* TEXTE FOURNI:
= = = = =

Days of Cannibalism Documentaire franco-sud-africano-hollandais de Teboho Edkins (2020) 1h18.
39e Festival international Jean Rouch cinéma et anthropologie
Il est régulièrement question des visées expansionnistes de la Chine Populaire et notamment de ses tentatives de coloniser le continent africain en y transplantant les méthodes de production qui ont contribué à son hégémonie sur l’Occident. C’est ce phénomène qu’observe Teboho Edkins dans Les pionniers, les vaches et le capitalisme, mise en perspective vertigineuse d’un phénomène sociologique qui pourrait révolutionner l’équilibre planétaire dans une perspective à moyen terme. Sur le terrain, dans la petite ville de Thaba-Tseka au Lesotho, un commerçant chinois fait fructifier sa petite entreprise, sous la protection de gardes armés et a même équipé l’accès à son siège social d’un système de reconnaissance par empreintes digitales. Improbable greffe d’une mondialisation commerciale qui, si elle venait à prendre, mettrait sans doute un coup d’arrêt à l’émigration de la jeunesse africaine vers l’eldorado européen en rebattant les cartes de l’économie mondiale au profit de la Chine toute puissante. Sur cette terre désolée où règnent depuis des siècles les éleveurs de troupeaux, le progrès se remblaie à grands renforts d’excavatrices. Reste à faire évoluer des mentalités façonnées par les siècles. Et c’est là que le bât blesse, tant le fossé culturel est profond entre ces deux mondes résolument incompatibles.

= = = = =

* CONSIGNE ÉCRITE 1:
Répondez à ces questions à partir du texte fourni :
(a) Quelle est la durée du documentaire ?
(b) Dans quelle petite ville du Lesotho le commerçant chinois fait-il fructifier son entreprise ?
(c) De quel système le commerçant a-t-il équipé l'accès à son siège social ?

(Enregistrements des boîtes d'éléments)
= = = = =

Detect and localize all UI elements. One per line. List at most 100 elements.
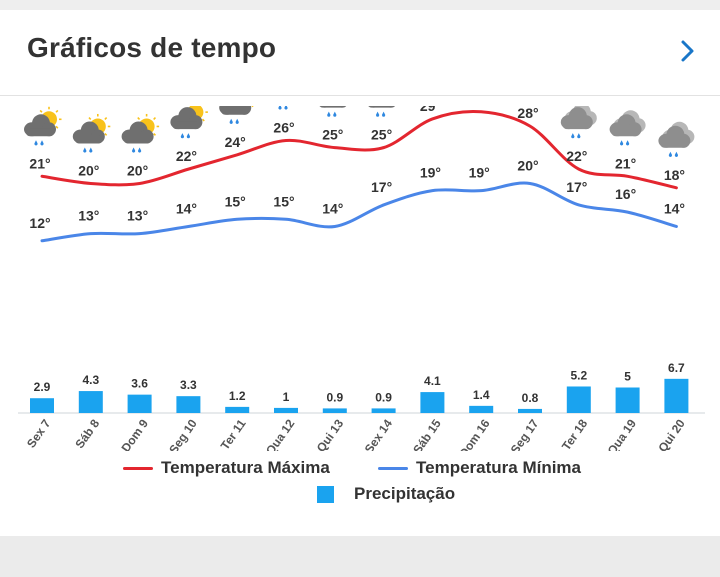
min-temp-label: 13° xyxy=(127,208,148,224)
x-axis-label: Ter 18 xyxy=(559,416,590,451)
min-temp-line xyxy=(40,181,678,243)
x-axis-label: Sex 14 xyxy=(362,416,395,451)
rain-drop xyxy=(668,151,672,157)
precip-value-label: 0.9 xyxy=(375,390,392,404)
min-temp-label: 20° xyxy=(517,157,538,173)
cloud-part xyxy=(319,106,347,108)
sun-ray xyxy=(55,109,59,113)
cloud-part xyxy=(123,135,152,144)
precip-bar xyxy=(176,396,201,413)
chevron-right-icon[interactable] xyxy=(676,36,700,66)
page-title: Gráficos de tempo xyxy=(27,32,277,63)
rain-drop xyxy=(626,140,630,146)
max-temp-label: 30° xyxy=(469,106,490,107)
sun-ray xyxy=(251,106,254,108)
precip-value-label: 0.8 xyxy=(522,391,539,405)
precip-value-label: 5 xyxy=(624,370,631,384)
card-header[interactable]: Gráficos de tempo xyxy=(0,10,720,96)
max-temp-label: 21° xyxy=(29,155,50,171)
cloud-part xyxy=(26,128,54,137)
rain-drop xyxy=(333,111,337,117)
rain-drop xyxy=(34,140,38,146)
rain-drop xyxy=(571,133,575,139)
min-temp-label: 14° xyxy=(176,200,197,216)
top-strip xyxy=(0,0,720,10)
weather-chart: 2.9 4.3 3.6 3.3 1.2 1 0.9 0.9 4.1 1.4 0.8 5.2 5 6.7 21… xyxy=(18,106,705,451)
cloud-part xyxy=(74,135,103,144)
min-temp-label: 17° xyxy=(566,179,587,195)
sun-ray xyxy=(153,132,157,136)
x-axis-label: Dom 9 xyxy=(119,416,152,451)
partly-cloudy-rain-icon xyxy=(24,106,62,146)
min-temp-label: 15° xyxy=(273,193,294,209)
precip-value-label: 0.9 xyxy=(326,390,343,404)
cloud-part xyxy=(172,121,201,130)
max-temp-label: 20° xyxy=(127,162,148,178)
min-temp-label: 15° xyxy=(225,193,246,209)
legend-max-label: Temperatura Máxima xyxy=(161,458,330,477)
cloud-rain-icon xyxy=(658,121,695,157)
precip-value-label: 3.6 xyxy=(131,377,148,391)
rain-drop xyxy=(180,133,184,139)
precip-bar xyxy=(420,392,445,413)
cloud-rain-icon xyxy=(609,110,646,146)
cloud-part xyxy=(611,128,640,137)
rain-drop xyxy=(278,106,282,110)
legend-precip-label: Precipitação xyxy=(354,484,456,503)
rain-drop xyxy=(327,111,331,117)
precip-bar xyxy=(78,391,103,413)
x-axis-label: Qui 20 xyxy=(655,416,688,451)
precip-value-label: 6.7 xyxy=(668,361,685,375)
partly-cloudy-rain-icon xyxy=(278,106,288,110)
legend-precip-swatch xyxy=(317,485,334,503)
max-temp-label: 28° xyxy=(517,106,538,121)
min-temp-label: 12° xyxy=(29,215,50,231)
x-axis-label: Ter 11 xyxy=(218,416,249,451)
precip-bar xyxy=(469,405,494,413)
x-axis-label: Dom 16 xyxy=(456,416,493,451)
precip-bar xyxy=(225,406,250,413)
weather-chart-card: Gráficos de tempo 2.9 4.3 3.6 3.3 1.2 1 0.9 0.9… xyxy=(0,10,720,536)
min-temp-label: 13° xyxy=(78,208,99,224)
partly-cloudy-rain-icon xyxy=(72,113,111,153)
legend-min: Temperatura Mínima xyxy=(378,458,581,478)
partly-cloudy-rain-icon xyxy=(121,113,160,153)
rain-drop xyxy=(235,118,239,124)
precip-bar xyxy=(322,408,347,413)
sun-ray xyxy=(55,125,59,129)
sun-ray xyxy=(88,117,92,120)
cloud-rain-icon xyxy=(560,106,597,139)
rain-drop xyxy=(382,111,386,117)
sun-ray xyxy=(104,132,108,136)
partly-cloudy-rain-icon xyxy=(319,106,347,117)
x-axis-label: Sáb 15 xyxy=(410,416,444,451)
max-temp-label: 25° xyxy=(371,127,392,143)
x-axis-label: Sex 7 xyxy=(24,416,54,450)
rain-drop xyxy=(89,147,93,153)
x-axis-label: Qua 19 xyxy=(605,416,640,451)
min-temp-label: 14° xyxy=(664,200,685,216)
max-temp-label: 29° xyxy=(420,106,441,114)
max-temp-line xyxy=(40,110,678,190)
legend-min-swatch xyxy=(378,466,408,470)
rain-drop xyxy=(40,140,44,146)
x-axis-label: Sáb 8 xyxy=(72,416,102,451)
precip-value-label: 5.2 xyxy=(570,368,587,382)
rain-drop xyxy=(186,133,190,139)
chart-legend: Temperatura Máxima Temperatura Mínima Pr… xyxy=(0,447,720,517)
rain-drop xyxy=(229,118,233,124)
partly-cloudy-rain-icon xyxy=(219,106,254,124)
sun-ray xyxy=(137,117,141,120)
precip-bar xyxy=(274,407,298,413)
x-axis-label: Qua 12 xyxy=(263,416,298,451)
cloud-part xyxy=(221,106,250,115)
rain-drop xyxy=(376,111,380,117)
x-axis-label: Seg 10 xyxy=(166,416,200,451)
max-temp-label: 24° xyxy=(225,134,246,150)
precip-value-label: 3.3 xyxy=(180,378,197,392)
precip-value-label: 1 xyxy=(283,390,290,404)
precip-bar xyxy=(30,398,54,413)
precip-value-label: 4.3 xyxy=(82,373,99,387)
max-temp-label: 26° xyxy=(273,119,294,135)
legend-max-swatch xyxy=(123,466,153,470)
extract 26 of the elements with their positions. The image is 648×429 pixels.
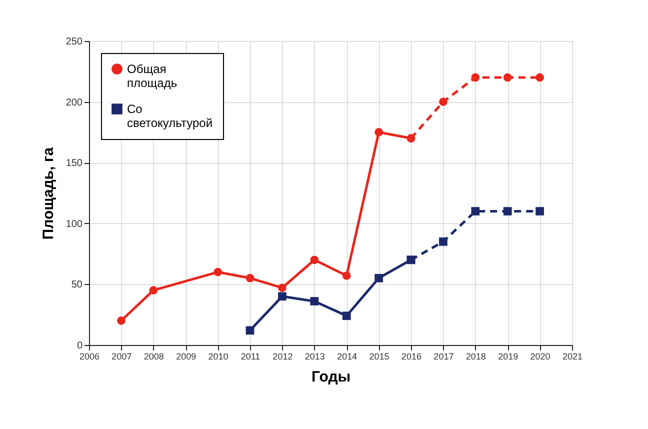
x-tick-label: 2008 xyxy=(144,352,164,362)
x-tick-label: 2021 xyxy=(562,352,583,362)
x-tick-label: 2009 xyxy=(176,352,196,362)
x-tick-label: 2010 xyxy=(208,352,228,362)
x-tick-label: 2006 xyxy=(79,352,100,362)
legend-label: Со светокультурой xyxy=(127,102,213,130)
x-tick-label: 2014 xyxy=(337,352,358,362)
x-tick-label: 2020 xyxy=(530,352,550,362)
x-tick-label: 2012 xyxy=(272,352,293,362)
y-tick-label: 200 xyxy=(66,97,83,108)
y-tick-label: 0 xyxy=(76,340,83,352)
x-tick-label: 2017 xyxy=(434,352,454,362)
x-tick-label: 2016 xyxy=(401,352,422,362)
y-axis-title: Площадь, га xyxy=(40,146,57,240)
y-tick-label: 100 xyxy=(66,218,83,230)
x-tick-label: 2013 xyxy=(304,352,325,362)
legend-label: Общая площадь xyxy=(127,62,178,90)
x-tick-label: 2015 xyxy=(369,352,390,362)
x-tick-label: 2007 xyxy=(112,352,132,362)
x-tick-label: 2018 xyxy=(466,352,486,362)
y-tick-label: 50 xyxy=(71,280,83,291)
x-tick-label: 2011 xyxy=(240,352,260,362)
y-tick-label: 150 xyxy=(66,158,83,170)
x-axis-title: Годы xyxy=(311,368,351,386)
y-tick-label: 250 xyxy=(66,36,83,48)
x-tick-label: 2019 xyxy=(498,352,518,362)
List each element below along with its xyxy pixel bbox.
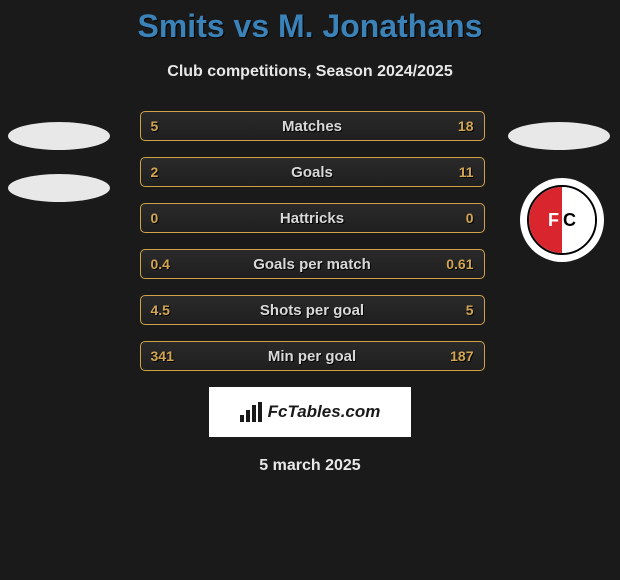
- stat-right-value: 0.61: [439, 256, 473, 272]
- stat-left-value: 0: [151, 210, 185, 226]
- date-label: 5 march 2025: [0, 457, 620, 475]
- stats-table: 5 Matches 18 2 Goals 11 0 Hattricks 0 0.…: [140, 111, 485, 371]
- left-player-slots: [8, 122, 110, 226]
- stat-right-value: 11: [440, 164, 474, 180]
- stat-row: 0 Hattricks 0: [140, 203, 485, 233]
- right-player-slots: [508, 122, 610, 150]
- badge-letter: C: [563, 210, 576, 231]
- club-logo-placeholder: [8, 174, 110, 202]
- stat-row: 341 Min per goal 187: [140, 341, 485, 371]
- stat-right-value: 187: [440, 348, 474, 364]
- subtitle: Club competitions, Season 2024/2025: [0, 63, 620, 81]
- player-photo-placeholder: [8, 122, 110, 150]
- stat-row: 2 Goals 11: [140, 157, 485, 187]
- stat-label: Goals: [291, 164, 333, 181]
- player-photo-placeholder: [508, 122, 610, 150]
- stat-right-value: 18: [440, 118, 474, 134]
- stat-label: Min per goal: [268, 348, 356, 365]
- stat-label: Hattricks: [280, 210, 344, 227]
- brand-box[interactable]: FcTables.com: [209, 387, 411, 437]
- stat-label: Shots per goal: [260, 302, 364, 319]
- stat-right-value: 5: [440, 302, 474, 318]
- bar-chart-icon: [240, 402, 262, 422]
- brand-label: FcTables.com: [268, 402, 381, 422]
- stat-left-value: 341: [151, 348, 185, 364]
- stat-row: 0.4 Goals per match 0.61: [140, 249, 485, 279]
- stat-label: Goals per match: [253, 256, 371, 273]
- stat-left-value: 5: [151, 118, 185, 134]
- page-title: Smits vs M. Jonathans: [0, 0, 620, 45]
- badge-letter: F: [548, 210, 559, 231]
- stat-left-value: 2: [151, 164, 185, 180]
- stat-label: Matches: [282, 118, 342, 135]
- stat-left-value: 4.5: [151, 302, 185, 318]
- stat-row: 5 Matches 18: [140, 111, 485, 141]
- stat-right-value: 0: [439, 210, 473, 226]
- stat-left-value: 0.4: [151, 256, 185, 272]
- club-badge: F C: [520, 178, 604, 262]
- stat-row: 4.5 Shots per goal 5: [140, 295, 485, 325]
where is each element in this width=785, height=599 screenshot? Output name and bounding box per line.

= = = = =

* CONSIGNE ÉCRITE 2: Quelles lignes des enregistrements contiennent la chaîne "FcTables" ? Relevez-les toutes, en tenant compte de la casse.

* RÉSULTAT 1:
(a) 1h18.
(b) Thaba-Tseka.
(c) D'un système de reconnaissance par empreintes digitales.

* RÉSULTAT 2:
- brand-box[interactable]: FcTables.com: [209, 387, 411, 437]
- brand-label: FcTables.com: [268, 402, 381, 422]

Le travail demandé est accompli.